Do this
Find all the lines with "true" and gather them.

[Stored data]
* START *
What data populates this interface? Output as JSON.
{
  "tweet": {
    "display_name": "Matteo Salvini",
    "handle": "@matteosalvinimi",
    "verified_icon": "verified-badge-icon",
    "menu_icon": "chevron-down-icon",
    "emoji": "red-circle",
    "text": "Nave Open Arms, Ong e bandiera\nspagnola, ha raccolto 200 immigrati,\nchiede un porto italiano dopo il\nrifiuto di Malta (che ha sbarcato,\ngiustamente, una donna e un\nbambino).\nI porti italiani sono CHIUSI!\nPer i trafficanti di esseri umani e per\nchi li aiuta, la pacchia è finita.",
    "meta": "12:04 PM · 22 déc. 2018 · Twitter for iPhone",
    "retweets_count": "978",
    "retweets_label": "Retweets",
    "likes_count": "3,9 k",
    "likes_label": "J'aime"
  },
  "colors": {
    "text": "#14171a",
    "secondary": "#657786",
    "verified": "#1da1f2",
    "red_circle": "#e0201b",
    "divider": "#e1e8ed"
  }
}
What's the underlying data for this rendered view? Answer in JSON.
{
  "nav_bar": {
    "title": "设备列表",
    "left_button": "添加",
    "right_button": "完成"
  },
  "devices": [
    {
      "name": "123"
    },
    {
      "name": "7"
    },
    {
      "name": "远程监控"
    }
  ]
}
* END *
* START *
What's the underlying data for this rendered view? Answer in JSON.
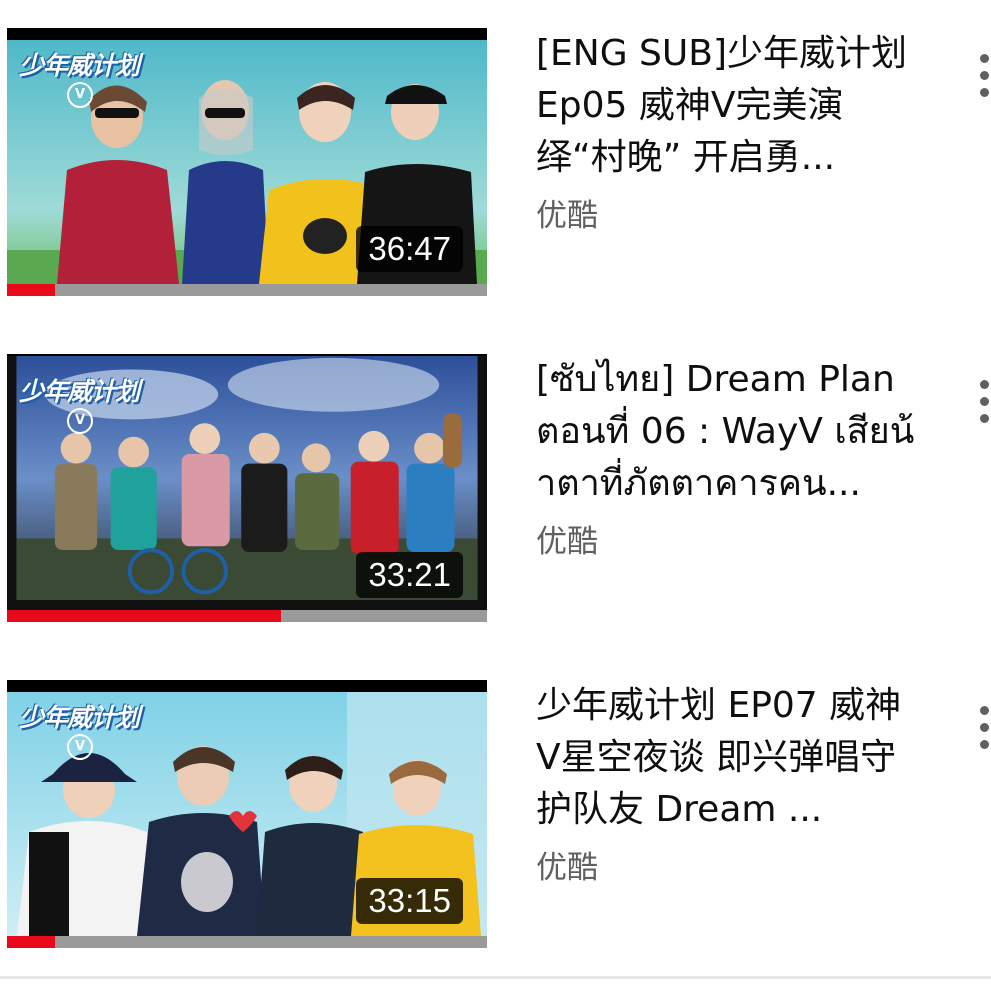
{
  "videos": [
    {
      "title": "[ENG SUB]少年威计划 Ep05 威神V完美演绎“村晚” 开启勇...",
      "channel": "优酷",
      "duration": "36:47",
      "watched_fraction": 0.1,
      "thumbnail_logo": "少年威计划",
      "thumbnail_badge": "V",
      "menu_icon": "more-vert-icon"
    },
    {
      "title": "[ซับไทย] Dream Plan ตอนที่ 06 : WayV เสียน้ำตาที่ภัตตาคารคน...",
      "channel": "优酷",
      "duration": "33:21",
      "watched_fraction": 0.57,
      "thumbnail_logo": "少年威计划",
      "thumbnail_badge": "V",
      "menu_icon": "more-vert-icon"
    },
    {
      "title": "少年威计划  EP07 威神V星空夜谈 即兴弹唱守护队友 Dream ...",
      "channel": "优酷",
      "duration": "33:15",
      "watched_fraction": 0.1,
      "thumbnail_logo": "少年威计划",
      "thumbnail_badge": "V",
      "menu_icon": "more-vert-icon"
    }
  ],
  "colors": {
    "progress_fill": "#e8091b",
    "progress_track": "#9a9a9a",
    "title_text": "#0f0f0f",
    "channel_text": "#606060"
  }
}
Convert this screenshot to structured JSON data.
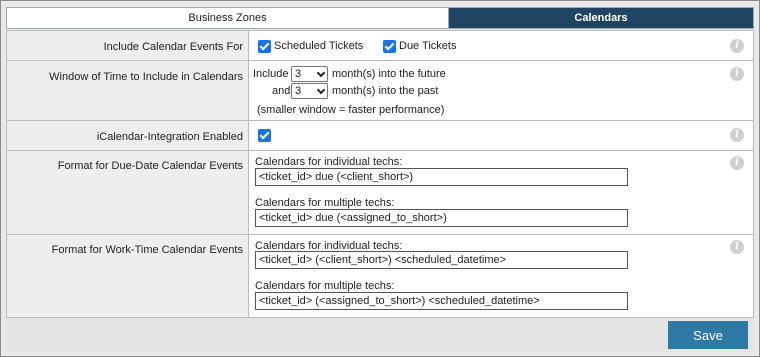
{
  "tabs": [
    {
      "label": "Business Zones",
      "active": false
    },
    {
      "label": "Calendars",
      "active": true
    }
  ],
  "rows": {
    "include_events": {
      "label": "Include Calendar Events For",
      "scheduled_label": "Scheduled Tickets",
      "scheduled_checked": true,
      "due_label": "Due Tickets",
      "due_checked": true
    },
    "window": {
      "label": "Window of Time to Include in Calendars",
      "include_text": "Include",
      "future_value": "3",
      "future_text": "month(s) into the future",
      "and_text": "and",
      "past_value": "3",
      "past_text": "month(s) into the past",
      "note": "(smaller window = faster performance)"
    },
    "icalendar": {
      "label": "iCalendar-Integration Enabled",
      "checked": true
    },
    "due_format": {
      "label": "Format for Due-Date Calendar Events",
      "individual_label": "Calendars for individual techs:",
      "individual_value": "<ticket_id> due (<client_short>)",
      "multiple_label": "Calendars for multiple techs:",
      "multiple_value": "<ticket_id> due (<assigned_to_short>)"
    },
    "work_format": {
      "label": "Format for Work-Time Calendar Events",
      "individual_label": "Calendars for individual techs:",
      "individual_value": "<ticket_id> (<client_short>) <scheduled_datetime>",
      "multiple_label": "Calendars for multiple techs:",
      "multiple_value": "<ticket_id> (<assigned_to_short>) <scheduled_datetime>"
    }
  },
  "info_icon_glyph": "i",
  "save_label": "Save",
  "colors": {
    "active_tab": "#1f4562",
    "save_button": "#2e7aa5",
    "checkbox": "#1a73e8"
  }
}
* END *
Answer
      "active": true
      "scheduled_checked": true,
      "due_checked": true
      "checked": true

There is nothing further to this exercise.